• _STATED TASK_
Copy all lines of the listing that include the string "name".

-- RECORD LIST start --

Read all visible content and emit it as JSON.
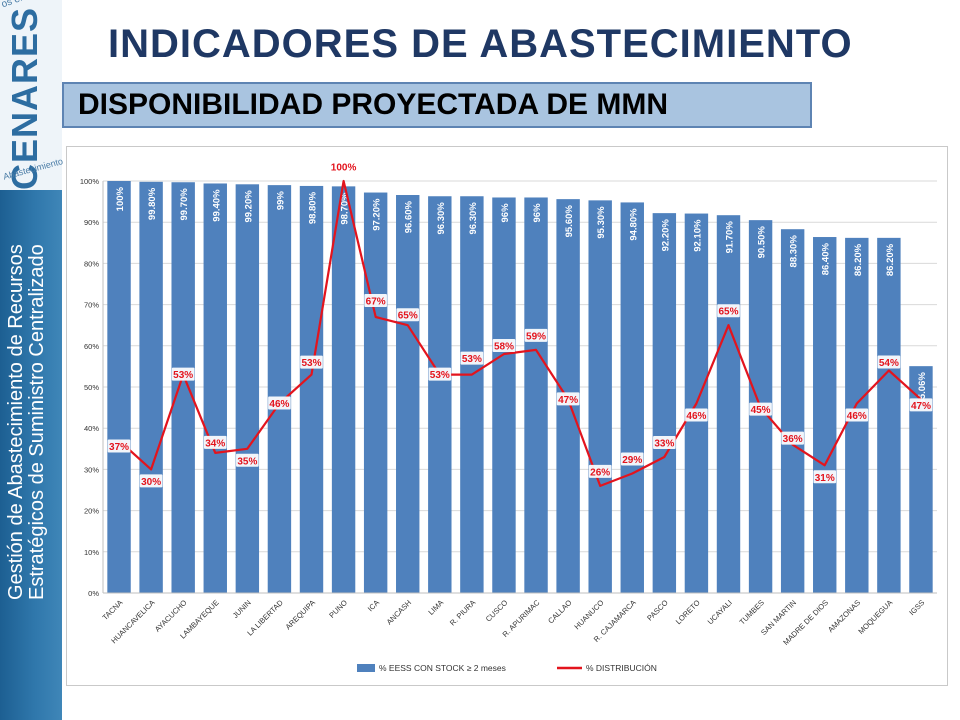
{
  "sidebar": {
    "logo_text": "CENARES",
    "logo_small_top": "os en Salud",
    "logo_small_bottom": "Abastecimiento",
    "line1": "Gestión de Abastecimiento de Recursos",
    "line2": "Estratégicos de Suministro Centralizado"
  },
  "header": {
    "title": "INDICADORES DE ABASTECIMIENTO",
    "subtitle": "DISPONIBILIDAD PROYECTADA DE MMN"
  },
  "colors": {
    "bar": "#4f81bd",
    "line": "#e3141d",
    "title": "#1f3864"
  },
  "chart_data": {
    "type": "bar",
    "categories": [
      "TACNA",
      "HUANCAVELICA",
      "AYACUCHO",
      "LAMBAYEQUE",
      "JUNIN",
      "LA LIBERTAD",
      "AREQUIPA",
      "PUNO",
      "ICA",
      "ANCASH",
      "LIMA",
      "R. PIURA",
      "CUSCO",
      "R. APURIMAC",
      "CALLAO",
      "HUANUCO",
      "R. CAJAMARCA",
      "PASCO",
      "LORETO",
      "UCAYALI",
      "TUMBES",
      "SAN MARTIN",
      "MADRE DE DIOS",
      "AMAZONAS",
      "MOQUEGUA",
      "IGSS"
    ],
    "yticks": [
      "0%",
      "10%",
      "20%",
      "30%",
      "40%",
      "50%",
      "60%",
      "70%",
      "80%",
      "90%",
      "100%"
    ],
    "ylim": [
      0,
      100
    ],
    "grid": true,
    "legend_position": "bottom",
    "series": [
      {
        "name": "% EESS CON STOCK ≥ 2 meses",
        "kind": "bar",
        "values": [
          100,
          99.8,
          99.7,
          99.4,
          99.2,
          99,
          98.8,
          98.7,
          97.2,
          96.6,
          96.3,
          96.3,
          96,
          96,
          95.6,
          95.3,
          94.8,
          92.2,
          92.1,
          91.7,
          90.5,
          88.3,
          86.4,
          86.2,
          86.2,
          55.06
        ],
        "labels": [
          "100%",
          "99.80%",
          "99.70%",
          "99.40%",
          "99.20%",
          "99%",
          "98.80%",
          "98.70%",
          "97.20%",
          "96.60%",
          "96.30%",
          "96.30%",
          "96%",
          "96%",
          "95.60%",
          "95.30%",
          "94.80%",
          "92.20%",
          "92.10%",
          "91.70%",
          "90.50%",
          "88.30%",
          "86.40%",
          "86.20%",
          "86.20%",
          "55.06%"
        ]
      },
      {
        "name": "% DISTRIBUCIÓN",
        "kind": "line",
        "values": [
          37,
          30,
          53,
          34,
          35,
          46,
          53,
          100,
          67,
          65,
          53,
          53,
          58,
          59,
          47,
          26,
          29,
          33,
          46,
          65,
          45,
          36,
          31,
          46,
          54,
          47
        ],
        "labels": [
          "37%",
          "30%",
          "53%",
          "34%",
          "35%",
          "46%",
          "53%",
          "100%",
          "67%",
          "65%",
          "53%",
          "53%",
          "58%",
          "59%",
          "47%",
          "26%",
          "29%",
          "33%",
          "46%",
          "65%",
          "45%",
          "36%",
          "31%",
          "46%",
          "54%",
          "47%"
        ]
      }
    ]
  }
}
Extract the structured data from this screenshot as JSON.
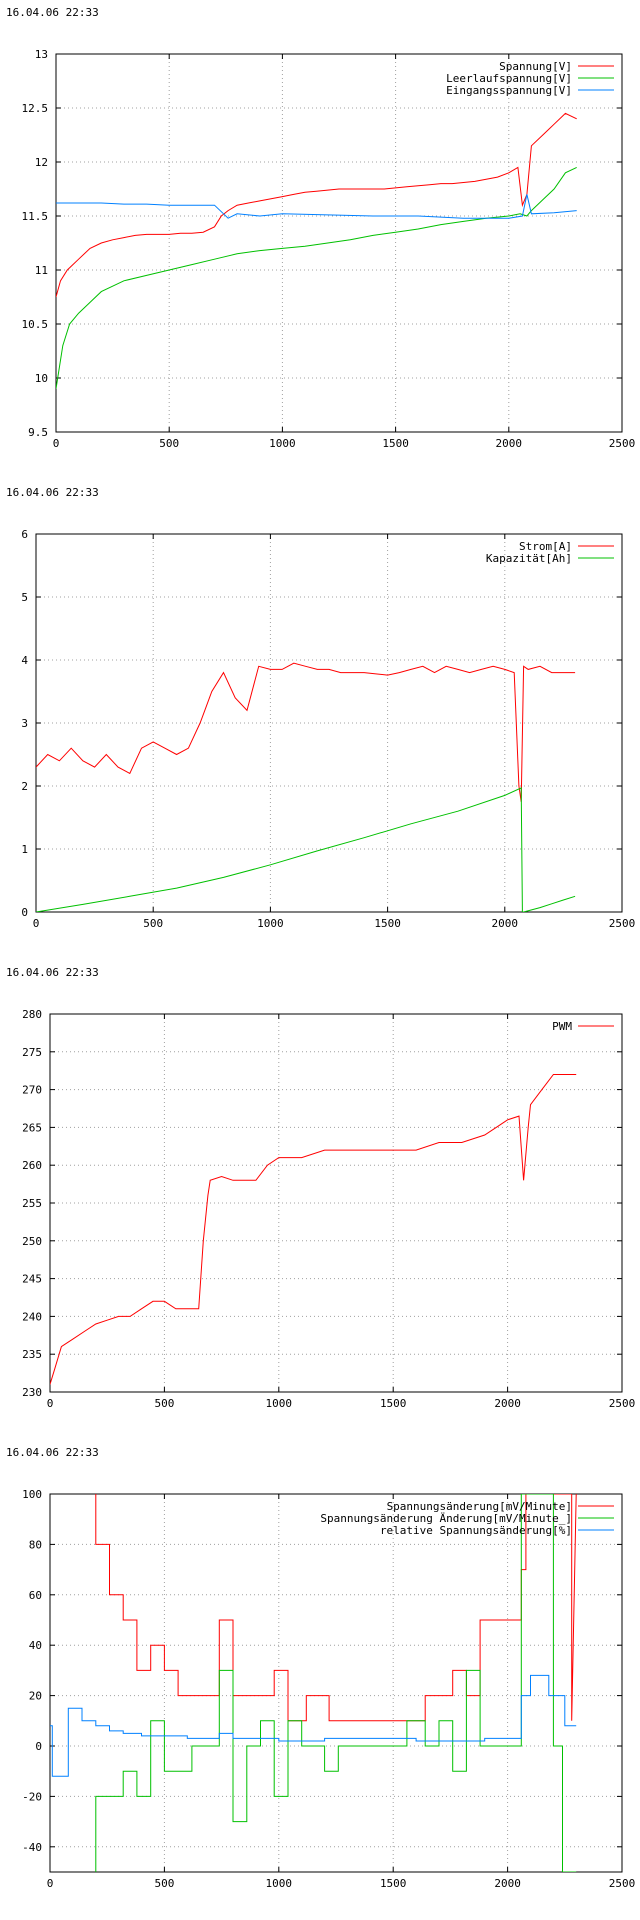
{
  "chart_data": [
    {
      "type": "line",
      "timestamp": "16.04.06 22:33",
      "xlim": [
        0,
        2500
      ],
      "ylim": [
        9.5,
        13
      ],
      "xticks": [
        0,
        500,
        1000,
        1500,
        2000,
        2500
      ],
      "yticks": [
        9.5,
        10,
        10.5,
        11,
        11.5,
        12,
        12.5,
        13
      ],
      "grid": true,
      "legend": "top-right",
      "series": [
        {
          "name": "Spannung[V]",
          "color": "#ff0000",
          "x": [
            0,
            20,
            50,
            100,
            150,
            200,
            250,
            300,
            350,
            400,
            450,
            500,
            550,
            600,
            650,
            700,
            730,
            760,
            800,
            850,
            900,
            950,
            1000,
            1050,
            1100,
            1150,
            1200,
            1250,
            1300,
            1350,
            1400,
            1450,
            1500,
            1550,
            1600,
            1650,
            1700,
            1750,
            1800,
            1850,
            1900,
            1950,
            2000,
            2040,
            2060,
            2080,
            2100,
            2150,
            2200,
            2250,
            2300
          ],
          "y": [
            10.75,
            10.9,
            11.0,
            11.1,
            11.2,
            11.25,
            11.28,
            11.3,
            11.32,
            11.33,
            11.33,
            11.33,
            11.34,
            11.34,
            11.35,
            11.4,
            11.5,
            11.55,
            11.6,
            11.62,
            11.64,
            11.66,
            11.68,
            11.7,
            11.72,
            11.73,
            11.74,
            11.75,
            11.75,
            11.75,
            11.75,
            11.75,
            11.76,
            11.77,
            11.78,
            11.79,
            11.8,
            11.8,
            11.81,
            11.82,
            11.84,
            11.86,
            11.9,
            11.95,
            11.6,
            11.7,
            12.15,
            12.25,
            12.35,
            12.45,
            12.4
          ]
        },
        {
          "name": "Leerlaufspannung[V]",
          "color": "#00c000",
          "x": [
            0,
            30,
            60,
            100,
            150,
            200,
            300,
            400,
            500,
            600,
            700,
            800,
            900,
            1000,
            1100,
            1200,
            1300,
            1400,
            1500,
            1600,
            1700,
            1800,
            1900,
            2000,
            2050,
            2080,
            2100,
            2150,
            2200,
            2250,
            2300
          ],
          "y": [
            9.9,
            10.3,
            10.5,
            10.6,
            10.7,
            10.8,
            10.9,
            10.95,
            11.0,
            11.05,
            11.1,
            11.15,
            11.18,
            11.2,
            11.22,
            11.25,
            11.28,
            11.32,
            11.35,
            11.38,
            11.42,
            11.45,
            11.48,
            11.5,
            11.52,
            11.5,
            11.55,
            11.65,
            11.75,
            11.9,
            11.95
          ]
        },
        {
          "name": "Eingangsspannung[V]",
          "color": "#0080ff",
          "x": [
            0,
            100,
            200,
            300,
            400,
            500,
            600,
            700,
            760,
            800,
            900,
            1000,
            1200,
            1400,
            1600,
            1800,
            2000,
            2060,
            2080,
            2100,
            2200,
            2300
          ],
          "y": [
            11.62,
            11.62,
            11.62,
            11.61,
            11.61,
            11.6,
            11.6,
            11.6,
            11.48,
            11.52,
            11.5,
            11.52,
            11.51,
            11.5,
            11.5,
            11.48,
            11.48,
            11.5,
            11.7,
            11.52,
            11.53,
            11.55
          ]
        }
      ]
    },
    {
      "type": "line",
      "timestamp": "16.04.06 22:33",
      "xlim": [
        0,
        2500
      ],
      "ylim": [
        0,
        6
      ],
      "xticks": [
        0,
        500,
        1000,
        1500,
        2000,
        2500
      ],
      "yticks": [
        0,
        1,
        2,
        3,
        4,
        5,
        6
      ],
      "grid": true,
      "legend": "top-right",
      "series": [
        {
          "name": "Strom[A]",
          "color": "#ff0000",
          "x": [
            0,
            50,
            100,
            150,
            200,
            250,
            300,
            350,
            400,
            450,
            500,
            550,
            600,
            650,
            700,
            720,
            750,
            800,
            850,
            900,
            950,
            1000,
            1050,
            1100,
            1150,
            1200,
            1250,
            1300,
            1350,
            1400,
            1450,
            1500,
            1550,
            1600,
            1650,
            1700,
            1750,
            1800,
            1850,
            1900,
            1950,
            2000,
            2040,
            2060,
            2070,
            2080,
            2100,
            2150,
            2200,
            2250,
            2300
          ],
          "y": [
            2.3,
            2.5,
            2.4,
            2.6,
            2.4,
            2.3,
            2.5,
            2.3,
            2.2,
            2.6,
            2.7,
            2.6,
            2.5,
            2.6,
            3.0,
            3.2,
            3.5,
            3.8,
            3.4,
            3.2,
            3.9,
            3.85,
            3.85,
            3.95,
            3.9,
            3.85,
            3.85,
            3.8,
            3.8,
            3.8,
            3.78,
            3.76,
            3.8,
            3.85,
            3.9,
            3.8,
            3.9,
            3.85,
            3.8,
            3.85,
            3.9,
            3.85,
            3.8,
            2.0,
            1.75,
            3.9,
            3.85,
            3.9,
            3.8,
            3.8,
            3.8
          ]
        },
        {
          "name": "Kapazität[Ah]",
          "color": "#00c000",
          "x": [
            0,
            200,
            400,
            600,
            800,
            1000,
            1200,
            1400,
            1600,
            1800,
            2000,
            2070,
            2075,
            2080,
            2150,
            2200,
            2250,
            2300
          ],
          "y": [
            0,
            0.12,
            0.25,
            0.38,
            0.55,
            0.75,
            0.97,
            1.18,
            1.4,
            1.6,
            1.85,
            1.97,
            0.0,
            0.0,
            0.07,
            0.13,
            0.19,
            0.25
          ]
        }
      ]
    },
    {
      "type": "line",
      "timestamp": "16.04.06 22:33",
      "xlim": [
        0,
        2500
      ],
      "ylim": [
        230,
        280
      ],
      "xticks": [
        0,
        500,
        1000,
        1500,
        2000,
        2500
      ],
      "yticks": [
        230,
        235,
        240,
        245,
        250,
        255,
        260,
        265,
        270,
        275,
        280
      ],
      "grid": true,
      "legend": "top-right",
      "series": [
        {
          "name": "PWM",
          "color": "#ff0000",
          "x": [
            0,
            20,
            50,
            100,
            150,
            200,
            250,
            300,
            350,
            400,
            450,
            500,
            550,
            600,
            650,
            670,
            690,
            700,
            750,
            800,
            850,
            900,
            950,
            1000,
            1100,
            1200,
            1300,
            1400,
            1500,
            1600,
            1700,
            1800,
            1900,
            1950,
            2000,
            2050,
            2070,
            2090,
            2100,
            2150,
            2200,
            2250,
            2300
          ],
          "y": [
            231,
            233,
            236,
            237,
            238,
            239,
            239.5,
            240,
            240,
            241,
            242,
            242,
            241,
            241,
            241,
            250,
            256,
            258,
            258.5,
            258,
            258,
            258,
            260,
            261,
            261,
            262,
            262,
            262,
            262,
            262,
            263,
            263,
            264,
            265,
            266,
            266.5,
            258,
            265,
            268,
            270,
            272,
            272,
            272
          ]
        }
      ]
    },
    {
      "type": "line",
      "timestamp": "16.04.06 22:33",
      "xlim": [
        0,
        2500
      ],
      "ylim": [
        -50,
        100
      ],
      "xticks": [
        0,
        500,
        1000,
        1500,
        2000,
        2500
      ],
      "yticks": [
        -40,
        -20,
        0,
        20,
        40,
        60,
        80,
        100
      ],
      "grid": true,
      "legend": "top-right",
      "series": [
        {
          "name": "Spannungsänderung[mV/Minute]",
          "color": "#ff0000",
          "x": [
            200,
            200,
            260,
            260,
            320,
            320,
            380,
            380,
            440,
            440,
            500,
            500,
            560,
            560,
            620,
            620,
            740,
            740,
            800,
            800,
            860,
            860,
            980,
            980,
            1040,
            1040,
            1120,
            1120,
            1220,
            1220,
            1300,
            1300,
            1400,
            1400,
            1500,
            1500,
            1560,
            1560,
            1640,
            1640,
            1700,
            1700,
            1760,
            1760,
            1820,
            1820,
            1880,
            1880,
            1940,
            1940,
            2000,
            2000,
            2060,
            2060,
            2080,
            2080,
            2100,
            2100,
            2280,
            2280,
            2300
          ],
          "y": [
            100,
            80,
            80,
            60,
            60,
            50,
            50,
            30,
            30,
            40,
            40,
            30,
            30,
            20,
            20,
            20,
            20,
            50,
            50,
            20,
            20,
            20,
            20,
            30,
            30,
            10,
            10,
            20,
            20,
            10,
            10,
            10,
            10,
            10,
            10,
            10,
            10,
            10,
            10,
            20,
            20,
            20,
            20,
            30,
            30,
            20,
            20,
            50,
            50,
            50,
            50,
            50,
            50,
            70,
            70,
            100,
            100,
            100,
            100,
            10,
            100
          ]
        },
        {
          "name": "Spannungsänderung Änderung[mV/Minute_]",
          "color": "#00c000",
          "x": [
            200,
            200,
            300,
            300,
            320,
            320,
            380,
            380,
            440,
            440,
            480,
            480,
            500,
            500,
            560,
            560,
            620,
            620,
            740,
            740,
            800,
            800,
            860,
            860,
            920,
            920,
            980,
            980,
            1040,
            1040,
            1100,
            1100,
            1200,
            1200,
            1260,
            1260,
            1400,
            1400,
            1500,
            1500,
            1560,
            1560,
            1640,
            1640,
            1700,
            1700,
            1760,
            1760,
            1820,
            1820,
            1880,
            1880,
            1940,
            1940,
            2000,
            2000,
            2060,
            2060,
            2080,
            2080,
            2200,
            2200,
            2240,
            2240,
            2300
          ],
          "y": [
            -50,
            -20,
            -20,
            -20,
            -20,
            -10,
            -10,
            -20,
            -20,
            10,
            10,
            10,
            10,
            -10,
            -10,
            -10,
            -10,
            0,
            0,
            30,
            30,
            -30,
            -30,
            0,
            0,
            10,
            10,
            -20,
            -20,
            10,
            10,
            0,
            0,
            -10,
            -10,
            0,
            0,
            0,
            0,
            0,
            0,
            10,
            10,
            0,
            0,
            10,
            10,
            -10,
            -10,
            30,
            30,
            0,
            0,
            0,
            0,
            0,
            0,
            100,
            100,
            100,
            100,
            0,
            0,
            -50,
            -50
          ]
        },
        {
          "name": "relative Spannungsänderung[%]",
          "color": "#0080ff",
          "x": [
            0,
            10,
            10,
            80,
            80,
            140,
            140,
            200,
            200,
            260,
            260,
            320,
            320,
            400,
            400,
            600,
            600,
            740,
            740,
            800,
            800,
            1000,
            1000,
            1200,
            1200,
            1600,
            1600,
            1900,
            1900,
            2060,
            2060,
            2100,
            2100,
            2180,
            2180,
            2250,
            2250,
            2300
          ],
          "y": [
            8,
            8,
            -12,
            -12,
            15,
            15,
            10,
            10,
            8,
            8,
            6,
            6,
            5,
            5,
            4,
            4,
            3,
            3,
            5,
            5,
            3,
            3,
            2,
            2,
            3,
            3,
            2,
            2,
            3,
            3,
            20,
            20,
            28,
            28,
            20,
            20,
            8,
            8
          ]
        }
      ]
    }
  ]
}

-- RECORD LIST end --

• _SOLUTION FOR THIS PROBLEM_
        "name": "% EESS CON STOCK ≥ 2 meses",
        "name": "% DISTRIBUCIÓN",
          "name": "Spannung[V]",
          "name": "Leerlaufspannung[V]",
          "name": "Eingangsspannung[V]",
          "name": "Strom[A]",
          "name": "Kapazität[Ah]",
          "name": "PWM",
          "name": "Spannungsänderung[mV/Minute]",
          "name": "Spannungsänderung Änderung[mV/Minute_]",
          "name": "relative Spannungsänderung[%]",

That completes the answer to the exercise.